● **WRITTEN TASK**:
Each entry has to be copied exactly, with nothing missed.

● **GIVEN INFORMATION**:
⁂

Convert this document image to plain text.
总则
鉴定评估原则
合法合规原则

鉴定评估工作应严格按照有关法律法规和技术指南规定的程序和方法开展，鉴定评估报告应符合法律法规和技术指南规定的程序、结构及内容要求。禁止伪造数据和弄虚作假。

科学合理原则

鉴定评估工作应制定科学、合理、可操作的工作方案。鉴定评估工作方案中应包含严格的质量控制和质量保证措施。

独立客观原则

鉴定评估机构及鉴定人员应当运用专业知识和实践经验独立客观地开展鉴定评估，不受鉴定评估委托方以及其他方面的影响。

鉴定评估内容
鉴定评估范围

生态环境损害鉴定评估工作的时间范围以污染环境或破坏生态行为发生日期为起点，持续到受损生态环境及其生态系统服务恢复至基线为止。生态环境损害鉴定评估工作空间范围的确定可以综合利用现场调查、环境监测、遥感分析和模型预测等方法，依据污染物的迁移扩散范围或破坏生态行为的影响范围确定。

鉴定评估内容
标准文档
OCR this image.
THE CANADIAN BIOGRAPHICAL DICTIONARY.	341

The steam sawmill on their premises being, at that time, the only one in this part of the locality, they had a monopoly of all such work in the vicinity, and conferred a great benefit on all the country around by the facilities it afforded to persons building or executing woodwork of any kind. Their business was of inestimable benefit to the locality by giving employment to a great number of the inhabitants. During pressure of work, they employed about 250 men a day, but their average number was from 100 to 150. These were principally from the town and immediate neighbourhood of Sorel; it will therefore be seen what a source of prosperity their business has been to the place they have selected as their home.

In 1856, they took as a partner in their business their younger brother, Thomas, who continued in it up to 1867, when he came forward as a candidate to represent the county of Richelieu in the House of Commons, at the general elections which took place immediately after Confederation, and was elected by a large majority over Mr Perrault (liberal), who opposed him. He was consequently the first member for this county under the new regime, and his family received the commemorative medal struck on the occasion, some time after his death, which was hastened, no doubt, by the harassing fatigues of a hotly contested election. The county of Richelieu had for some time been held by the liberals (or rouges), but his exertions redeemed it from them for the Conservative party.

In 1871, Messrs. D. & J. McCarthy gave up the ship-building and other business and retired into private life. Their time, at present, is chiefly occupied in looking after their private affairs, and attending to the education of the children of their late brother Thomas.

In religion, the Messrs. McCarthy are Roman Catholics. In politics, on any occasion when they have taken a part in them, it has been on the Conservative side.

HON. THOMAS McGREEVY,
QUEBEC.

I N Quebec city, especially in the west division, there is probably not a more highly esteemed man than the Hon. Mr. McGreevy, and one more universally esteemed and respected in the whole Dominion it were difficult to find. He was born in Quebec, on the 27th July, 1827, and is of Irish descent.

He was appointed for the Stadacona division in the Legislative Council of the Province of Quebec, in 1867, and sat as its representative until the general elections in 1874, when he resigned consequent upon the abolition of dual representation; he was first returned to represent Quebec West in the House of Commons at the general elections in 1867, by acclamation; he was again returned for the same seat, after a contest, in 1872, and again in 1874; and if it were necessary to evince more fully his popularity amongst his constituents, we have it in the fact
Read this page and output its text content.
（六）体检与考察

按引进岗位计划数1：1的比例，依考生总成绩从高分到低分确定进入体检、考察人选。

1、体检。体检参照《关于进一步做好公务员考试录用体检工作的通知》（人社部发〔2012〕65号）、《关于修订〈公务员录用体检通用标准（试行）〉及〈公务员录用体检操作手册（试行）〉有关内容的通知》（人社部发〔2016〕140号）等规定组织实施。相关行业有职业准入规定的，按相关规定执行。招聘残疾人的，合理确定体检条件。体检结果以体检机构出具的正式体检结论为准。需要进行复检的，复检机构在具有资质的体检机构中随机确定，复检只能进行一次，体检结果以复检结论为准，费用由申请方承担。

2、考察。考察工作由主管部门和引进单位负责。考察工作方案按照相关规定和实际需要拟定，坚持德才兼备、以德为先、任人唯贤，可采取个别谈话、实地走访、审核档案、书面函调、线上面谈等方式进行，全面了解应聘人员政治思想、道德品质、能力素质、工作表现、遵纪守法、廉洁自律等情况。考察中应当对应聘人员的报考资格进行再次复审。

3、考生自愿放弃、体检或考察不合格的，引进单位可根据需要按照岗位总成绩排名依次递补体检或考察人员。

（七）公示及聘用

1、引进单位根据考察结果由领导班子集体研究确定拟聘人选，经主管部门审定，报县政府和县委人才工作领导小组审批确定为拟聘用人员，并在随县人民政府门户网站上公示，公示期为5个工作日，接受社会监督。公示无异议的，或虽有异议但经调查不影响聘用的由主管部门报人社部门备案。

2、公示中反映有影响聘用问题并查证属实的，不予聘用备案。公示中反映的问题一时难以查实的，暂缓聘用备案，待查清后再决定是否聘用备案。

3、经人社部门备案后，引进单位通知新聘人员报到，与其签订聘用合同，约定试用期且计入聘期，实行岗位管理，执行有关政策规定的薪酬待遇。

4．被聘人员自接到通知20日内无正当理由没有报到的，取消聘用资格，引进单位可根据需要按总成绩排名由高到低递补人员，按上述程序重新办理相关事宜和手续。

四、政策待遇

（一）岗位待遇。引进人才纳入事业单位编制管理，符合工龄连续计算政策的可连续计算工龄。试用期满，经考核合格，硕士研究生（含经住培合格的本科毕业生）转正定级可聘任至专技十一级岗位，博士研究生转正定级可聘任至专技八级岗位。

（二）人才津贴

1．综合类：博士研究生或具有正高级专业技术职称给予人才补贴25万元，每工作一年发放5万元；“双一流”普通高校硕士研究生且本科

⁂

● **ANSWER IN FULL**:
Convert this document image to plain text.
总则
鉴定评估原则
合法合规原则

鉴定评估工作应严格按照有关法律法规和技术指南规定的程序和方法开展，鉴定评估报告应符合法律法规和技术指南规定的程序、结构及内容要求。禁止伪造数据和弄虚作假。

科学合理原则

鉴定评估工作应制定科学、合理、可操作的工作方案。鉴定评估工作方案中应包含严格的质量控制和质量保证措施。

独立客观原则

鉴定评估机构及鉴定人员应当运用专业知识和实践经验独立客观地开展鉴定评估，不受鉴定评估委托方以及其他方面的影响。

鉴定评估内容
鉴定评估范围

生态环境损害鉴定评估工作的时间范围以污染环境或破坏生态行为发生日期为起点，持续到受损生态环境及其生态系统服务恢复至基线为止。生态环境损害鉴定评估工作空间范围的确定可以综合利用现场调查、环境监测、遥感分析和模型预测等方法，依据污染物的迁移扩散范围或破坏生态行为的影响范围确定。

鉴定评估内容
标准文档
OCR this image.
THE CANADIAN BIOGRAPHICAL DICTIONARY.	341

The steam sawmill on their premises being, at that time, the only one in this part of the locality, they had a monopoly of all such work in the vicinity, and conferred a great benefit on all the country around by the facilities it afforded to persons building or executing woodwork of any kind. Their business was of inestimable benefit to the locality by giving employment to a great number of the inhabitants. During pressure of work, they employed about 250 men a day, but their average number was from 100 to 150. These were principally from the town and immediate neighbourhood of Sorel; it will therefore be seen what a source of prosperity their business has been to the place they have selected as their home.

In 1856, they took as a partner in their business their younger brother, Thomas, who continued in it up to 1867, when he came forward as a candidate to represent the county of Richelieu in the House of Commons, at the general elections which took place immediately after Confederation, and was elected by a large majority over Mr Perrault (liberal), who opposed him. He was consequently the first member for this county under the new regime, and his family received the commemorative medal struck on the occasion, some time after his death, which was hastened, no doubt, by the harassing fatigues of a hotly contested election. The county of Richelieu had for some time been held by the liberals (or rouges), but his exertions redeemed it from them for the Conservative party.

In 1871, Messrs. D. & J. McCarthy gave up the ship-building and other business and retired into private life. Their time, at present, is chiefly occupied in looking after their private affairs, and attending to the education of the children of their late brother Thomas.

In religion, the Messrs. McCarthy are Roman Catholics. In politics, on any occasion when they have taken a part in them, it has been on the Conservative side.

HON. THOMAS McGREEVY,
QUEBEC.

I N Quebec city, especially in the west division, there is probably not a more highly esteemed man than the Hon. Mr. McGreevy, and one more universally esteemed and respected in the whole Dominion it were difficult to find. He was born in Quebec, on the 27th July, 1827, and is of Irish descent.

He was appointed for the Stadacona division in the Legislative Council of the Province of Quebec, in 1867, and sat as its representative until the general elections in 1874, when he resigned consequent upon the abolition of dual representation; he was first returned to represent Quebec West in the House of Commons at the general elections in 1867, by acclamation; he was again returned for the same seat, after a contest, in 1872, and again in 1874; and if it were necessary to evince more fully his popularity amongst his constituents, we have it in the fact
Read this page and output its text content.
（六）体检与考察

按引进岗位计划数1：1的比例，依考生总成绩从高分到低分确定进入体检、考察人选。

1、体检。体检参照《关于进一步做好公务员考试录用体检工作的通知》（人社部发〔2012〕65号）、《关于修订〈公务员录用体检通用标准（试行）〉及〈公务员录用体检操作手册（试行）〉有关内容的通知》（人社部发〔2016〕140号）等规定组织实施。相关行业有职业准入规定的，按相关规定执行。招聘残疾人的，合理确定体检条件。体检结果以体检机构出具的正式体检结论为准。需要进行复检的，复检机构在具有资质的体检机构中随机确定，复检只能进行一次，体检结果以复检结论为准，费用由申请方承担。

2、考察。考察工作由主管部门和引进单位负责。考察工作方案按照相关规定和实际需要拟定，坚持德才兼备、以德为先、任人唯贤，可采取个别谈话、实地走访、审核档案、书面函调、线上面谈等方式进行，全面了解应聘人员政治思想、道德品质、能力素质、工作表现、遵纪守法、廉洁自律等情况。考察中应当对应聘人员的报考资格进行再次复审。

3、考生自愿放弃、体检或考察不合格的，引进单位可根据需要按照岗位总成绩排名依次递补体检或考察人员。

（七）公示及聘用

1、引进单位根据考察结果由领导班子集体研究确定拟聘人选，经主管部门审定，报县政府和县委人才工作领导小组审批确定为拟聘用人员，并在随县人民政府门户网站上公示，公示期为5个工作日，接受社会监督。公示无异议的，或虽有异议但经调查不影响聘用的由主管部门报人社部门备案。

2、公示中反映有影响聘用问题并查证属实的，不予聘用备案。公示中反映的问题一时难以查实的，暂缓聘用备案，待查清后再决定是否聘用备案。

3、经人社部门备案后，引进单位通知新聘人员报到，与其签订聘用合同，约定试用期且计入聘期，实行岗位管理，执行有关政策规定的薪酬待遇。

4．被聘人员自接到通知20日内无正当理由没有报到的，取消聘用资格，引进单位可根据需要按总成绩排名由高到低递补人员，按上述程序重新办理相关事宜和手续。

四、政策待遇

（一）岗位待遇。引进人才纳入事业单位编制管理，符合工龄连续计算政策的可连续计算工龄。试用期满，经考核合格，硕士研究生（含经住培合格的本科毕业生）转正定级可聘任至专技十一级岗位，博士研究生转正定级可聘任至专技八级岗位。

（二）人才津贴

1．综合类：博士研究生或具有正高级专业技术职称给予人才补贴25万元，每工作一年发放5万元；“双一流”普通高校硕士研究生且本科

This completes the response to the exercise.